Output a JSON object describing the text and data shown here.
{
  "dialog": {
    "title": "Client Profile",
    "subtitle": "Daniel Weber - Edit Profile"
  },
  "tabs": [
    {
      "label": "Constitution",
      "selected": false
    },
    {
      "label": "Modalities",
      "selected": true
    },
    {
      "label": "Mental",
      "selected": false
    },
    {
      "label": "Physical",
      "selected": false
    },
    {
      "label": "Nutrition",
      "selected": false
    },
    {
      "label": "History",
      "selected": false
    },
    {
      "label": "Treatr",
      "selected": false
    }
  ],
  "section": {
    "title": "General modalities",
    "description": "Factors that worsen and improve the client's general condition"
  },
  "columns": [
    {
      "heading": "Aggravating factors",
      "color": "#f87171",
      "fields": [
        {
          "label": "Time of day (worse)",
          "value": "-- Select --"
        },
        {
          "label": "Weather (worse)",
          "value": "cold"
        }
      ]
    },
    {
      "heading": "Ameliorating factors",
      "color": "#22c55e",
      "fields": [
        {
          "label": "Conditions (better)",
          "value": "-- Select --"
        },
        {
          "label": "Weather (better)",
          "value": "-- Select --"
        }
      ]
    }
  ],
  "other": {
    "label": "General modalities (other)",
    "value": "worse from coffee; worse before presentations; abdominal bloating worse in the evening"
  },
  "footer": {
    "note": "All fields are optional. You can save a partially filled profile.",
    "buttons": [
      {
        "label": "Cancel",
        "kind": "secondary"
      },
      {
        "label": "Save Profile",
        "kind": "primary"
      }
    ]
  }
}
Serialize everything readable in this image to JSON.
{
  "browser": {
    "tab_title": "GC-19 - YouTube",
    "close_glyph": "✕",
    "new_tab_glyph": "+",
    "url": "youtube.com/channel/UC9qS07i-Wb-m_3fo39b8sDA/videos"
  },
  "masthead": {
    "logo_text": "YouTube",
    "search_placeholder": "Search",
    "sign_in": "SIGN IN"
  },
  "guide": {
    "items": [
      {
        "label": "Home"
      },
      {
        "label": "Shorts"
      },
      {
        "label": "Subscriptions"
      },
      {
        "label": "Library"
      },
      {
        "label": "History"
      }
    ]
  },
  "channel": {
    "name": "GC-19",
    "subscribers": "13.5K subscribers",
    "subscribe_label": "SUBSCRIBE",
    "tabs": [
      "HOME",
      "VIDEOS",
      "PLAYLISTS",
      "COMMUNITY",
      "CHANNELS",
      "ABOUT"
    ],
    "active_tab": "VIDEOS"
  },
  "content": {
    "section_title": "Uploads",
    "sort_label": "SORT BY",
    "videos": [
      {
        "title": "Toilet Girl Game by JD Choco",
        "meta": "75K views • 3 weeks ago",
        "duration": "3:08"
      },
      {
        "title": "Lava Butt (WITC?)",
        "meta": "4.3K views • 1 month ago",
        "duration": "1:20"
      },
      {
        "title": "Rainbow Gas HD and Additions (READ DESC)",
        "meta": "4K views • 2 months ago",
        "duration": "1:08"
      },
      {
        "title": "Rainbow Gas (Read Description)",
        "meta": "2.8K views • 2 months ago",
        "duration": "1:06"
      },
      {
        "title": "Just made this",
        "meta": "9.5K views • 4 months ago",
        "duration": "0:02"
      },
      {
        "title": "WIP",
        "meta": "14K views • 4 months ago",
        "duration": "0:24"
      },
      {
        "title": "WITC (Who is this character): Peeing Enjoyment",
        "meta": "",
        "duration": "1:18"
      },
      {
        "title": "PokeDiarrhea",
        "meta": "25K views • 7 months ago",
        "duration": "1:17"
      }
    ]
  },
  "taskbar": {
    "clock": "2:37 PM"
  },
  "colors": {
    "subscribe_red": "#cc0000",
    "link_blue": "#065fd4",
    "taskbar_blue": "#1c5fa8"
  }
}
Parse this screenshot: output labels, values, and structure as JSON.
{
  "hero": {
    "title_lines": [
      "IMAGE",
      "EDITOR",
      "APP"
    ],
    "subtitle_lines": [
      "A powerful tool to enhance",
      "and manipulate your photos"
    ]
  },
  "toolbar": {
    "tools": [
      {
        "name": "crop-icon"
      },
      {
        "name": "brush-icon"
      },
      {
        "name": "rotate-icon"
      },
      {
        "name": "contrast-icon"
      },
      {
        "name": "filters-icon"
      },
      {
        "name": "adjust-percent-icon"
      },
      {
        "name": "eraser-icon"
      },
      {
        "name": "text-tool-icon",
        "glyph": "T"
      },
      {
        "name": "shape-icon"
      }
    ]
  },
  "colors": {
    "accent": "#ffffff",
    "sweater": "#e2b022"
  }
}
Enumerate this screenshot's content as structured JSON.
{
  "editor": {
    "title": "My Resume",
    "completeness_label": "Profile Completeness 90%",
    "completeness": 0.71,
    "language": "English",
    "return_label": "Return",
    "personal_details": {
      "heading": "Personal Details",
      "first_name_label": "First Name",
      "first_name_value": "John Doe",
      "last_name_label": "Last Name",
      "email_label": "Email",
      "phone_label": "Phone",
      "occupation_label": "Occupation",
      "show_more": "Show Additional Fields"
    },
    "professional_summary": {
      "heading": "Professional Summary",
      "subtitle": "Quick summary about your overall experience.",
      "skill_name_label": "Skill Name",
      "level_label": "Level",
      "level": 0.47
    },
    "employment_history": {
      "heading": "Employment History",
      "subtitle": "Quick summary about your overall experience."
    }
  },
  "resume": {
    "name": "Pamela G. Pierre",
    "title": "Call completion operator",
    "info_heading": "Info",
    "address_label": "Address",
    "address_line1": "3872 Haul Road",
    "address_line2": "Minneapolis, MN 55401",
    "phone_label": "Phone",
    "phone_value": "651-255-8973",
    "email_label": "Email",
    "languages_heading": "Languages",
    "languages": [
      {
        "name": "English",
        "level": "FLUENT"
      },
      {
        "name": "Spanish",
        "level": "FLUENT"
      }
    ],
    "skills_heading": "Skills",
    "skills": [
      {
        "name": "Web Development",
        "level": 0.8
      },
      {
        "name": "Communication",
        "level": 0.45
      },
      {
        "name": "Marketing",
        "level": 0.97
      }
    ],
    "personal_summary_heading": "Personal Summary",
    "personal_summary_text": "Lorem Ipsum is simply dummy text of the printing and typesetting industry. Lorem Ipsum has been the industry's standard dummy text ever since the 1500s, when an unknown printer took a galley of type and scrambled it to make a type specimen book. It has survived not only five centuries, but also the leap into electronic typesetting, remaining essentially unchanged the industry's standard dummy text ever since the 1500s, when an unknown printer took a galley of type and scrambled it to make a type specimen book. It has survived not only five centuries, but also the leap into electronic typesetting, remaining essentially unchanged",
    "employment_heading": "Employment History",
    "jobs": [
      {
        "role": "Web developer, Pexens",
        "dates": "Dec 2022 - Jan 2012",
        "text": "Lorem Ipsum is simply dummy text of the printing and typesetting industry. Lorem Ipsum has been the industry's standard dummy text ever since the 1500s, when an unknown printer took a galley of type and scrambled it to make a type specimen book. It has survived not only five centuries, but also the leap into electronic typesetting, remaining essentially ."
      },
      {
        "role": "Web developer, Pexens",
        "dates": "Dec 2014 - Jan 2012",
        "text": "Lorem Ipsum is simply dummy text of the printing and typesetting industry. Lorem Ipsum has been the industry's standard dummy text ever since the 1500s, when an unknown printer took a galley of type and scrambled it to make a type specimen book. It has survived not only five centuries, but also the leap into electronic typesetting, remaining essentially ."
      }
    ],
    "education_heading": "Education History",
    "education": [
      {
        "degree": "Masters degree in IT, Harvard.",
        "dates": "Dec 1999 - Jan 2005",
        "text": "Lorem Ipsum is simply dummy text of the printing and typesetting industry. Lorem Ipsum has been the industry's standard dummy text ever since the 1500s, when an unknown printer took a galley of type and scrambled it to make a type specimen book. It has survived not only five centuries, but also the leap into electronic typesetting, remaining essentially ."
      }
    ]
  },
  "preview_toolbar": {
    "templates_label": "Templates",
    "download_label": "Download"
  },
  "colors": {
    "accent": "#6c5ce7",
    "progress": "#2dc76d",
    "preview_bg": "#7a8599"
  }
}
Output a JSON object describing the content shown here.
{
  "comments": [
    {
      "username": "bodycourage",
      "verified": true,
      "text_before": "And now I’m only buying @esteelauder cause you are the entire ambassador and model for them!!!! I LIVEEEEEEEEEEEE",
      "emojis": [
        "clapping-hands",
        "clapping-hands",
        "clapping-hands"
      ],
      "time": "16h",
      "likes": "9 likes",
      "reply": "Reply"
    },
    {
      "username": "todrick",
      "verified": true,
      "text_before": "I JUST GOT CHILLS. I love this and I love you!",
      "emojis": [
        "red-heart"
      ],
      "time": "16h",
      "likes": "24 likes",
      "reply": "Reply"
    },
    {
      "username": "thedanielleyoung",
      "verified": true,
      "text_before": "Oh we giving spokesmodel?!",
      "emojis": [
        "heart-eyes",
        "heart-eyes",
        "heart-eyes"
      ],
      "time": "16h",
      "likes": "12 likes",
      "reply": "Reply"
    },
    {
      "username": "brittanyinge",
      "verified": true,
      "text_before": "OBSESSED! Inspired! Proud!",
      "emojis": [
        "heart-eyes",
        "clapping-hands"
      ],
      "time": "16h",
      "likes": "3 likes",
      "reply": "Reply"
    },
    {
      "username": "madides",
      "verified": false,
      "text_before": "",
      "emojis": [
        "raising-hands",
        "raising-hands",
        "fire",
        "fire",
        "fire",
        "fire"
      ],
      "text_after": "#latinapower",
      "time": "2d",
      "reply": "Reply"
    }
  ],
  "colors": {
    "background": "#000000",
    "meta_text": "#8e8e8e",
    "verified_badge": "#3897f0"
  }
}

> **TASK TO CARRY OUT**: Consider the entries above and return each line with the string "here".

> **SOLVED PROBLEM**:
Output a JSON object describing the text and data shown here.
Output a JSON object describing the content shown here.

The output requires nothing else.